Reproduce the records that follow in full, excluding any picture they contain.

---------- RECORDS TO PROCESS

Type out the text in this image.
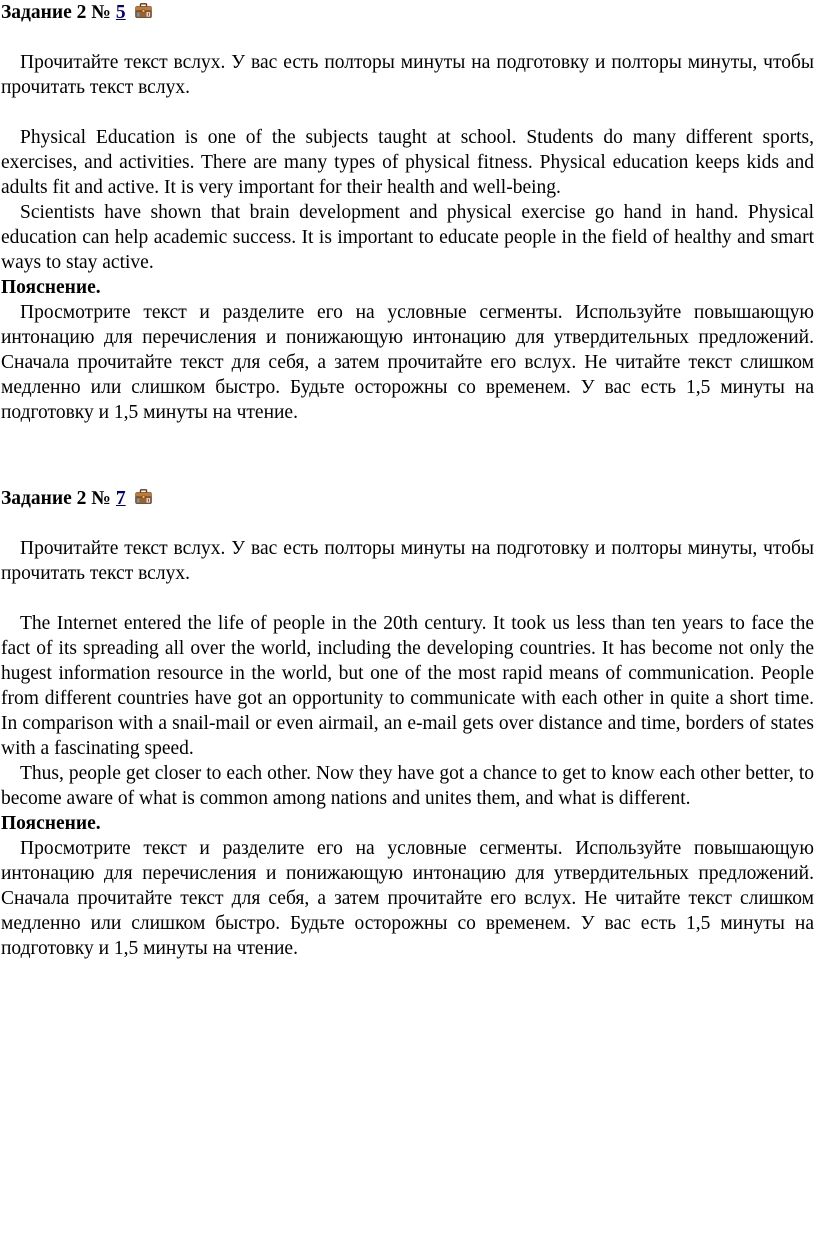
Задание 2 № 5

Прочитайте текст вслух. У вас есть полторы минуты на подготовку и полторы минуты, чтобы прочитать текст вслух.

Physical Education is one of the subjects taught at school. Students do many different sports, exercises, and activities. There are many types of physical fitness. Physical education keeps kids and adults fit and active. It is very important for their health and well-being.

Scientists have shown that brain development and physical exercise go hand in hand. Physical education can help academic success. It is important to educate people in the field of healthy and smart ways to stay active.

Пояснение.

Просмотрите текст и разделите его на условные сегменты. Используйте повышающую интонацию для перечисления и понижающую интонацию для утвердительных предложений. Сначала прочитайте текст для себя, а затем прочитайте его вслух. Не читайте текст слишком медленно или слишком быстро. Будьте осторожны со временем. У вас есть 1,5 минуты на подготовку и 1,5 минуты на чтение.

Задание 2 № 7

Прочитайте текст вслух. У вас есть полторы минуты на подготовку и полторы минуты, чтобы прочитать текст вслух.

The Internet entered the life of people in the 20th century. It took us less than ten years to face the fact of its spreading all over the world, including the developing countries. It has become not only the hugest information resource in the world, but one of the most rapid means of communication. People from different countries have got an opportunity to communicate with each other in quite a short time. In comparison with a snail-mail or even airmail, an e-mail gets over distance and time, borders of states with a fascinating speed.

Thus, people get closer to each other. Now they have got a chance to get to know each other better, to become aware of what is common among nations and unites them, and what is different.

Пояснение.

Просмотрите текст и разделите его на условные сегменты. Используйте повышающую интонацию для перечисления и понижающую интонацию для утвердительных предложений. Сначала прочитайте текст для себя, а затем прочитайте его вслух. Не читайте текст слишком медленно или слишком быстро. Будьте осторожны со временем. У вас есть 1,5 минуты на подготовку и 1,5 минуты на чтение.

--------------------

● OUTPUT FOR THIS TASK
Type out the text in this image.
Задание 2 № 5

Прочитайте текст вслух. У вас есть полторы минуты на подготовку и полторы минуты, чтобы прочитать текст вслух.

Physical Education is one of the subjects taught at school. Students do many different sports, exercises, and activities. There are many types of physical fitness. Physical education keeps kids and adults fit and active. It is very important for their health and well-being.

Scientists have shown that brain development and physical exercise go hand in hand. Physical education can help academic success. It is important to educate people in the field of healthy and smart ways to stay active.

Пояснение.

Просмотрите текст и разделите его на условные сегменты. Используйте повышающую интонацию для перечисления и понижающую интонацию для утвердительных предложений. Сначала прочитайте текст для себя, а затем прочитайте его вслух. Не читайте текст слишком медленно или слишком быстро. Будьте осторожны со временем. У вас есть 1,5 минуты на подготовку и 1,5 минуты на чтение.

Задание 2 № 7

Прочитайте текст вслух. У вас есть полторы минуты на подготовку и полторы минуты, чтобы прочитать текст вслух.

The Internet entered the life of people in the 20th century. It took us less than ten years to face the fact of its spreading all over the world, including the developing countries. It has become not only the hugest information resource in the world, but one of the most rapid means of communication. People from different countries have got an opportunity to communicate with each other in quite a short time. In comparison with a snail-mail or even airmail, an e-mail gets over distance and time, borders of states with a fascinating speed.

Thus, people get closer to each other. Now they have got a chance to get to know each other better, to become aware of what is common among nations and unites them, and what is different.

Пояснение.

Просмотрите текст и разделите его на условные сегменты. Используйте повышающую интонацию для перечисления и понижающую интонацию для утвердительных предложений. Сначала прочитайте текст для себя, а затем прочитайте его вслух. Не читайте текст слишком медленно или слишком быстро. Будьте осторожны со временем. У вас есть 1,5 минуты на подготовку и 1,5 минуты на чтение.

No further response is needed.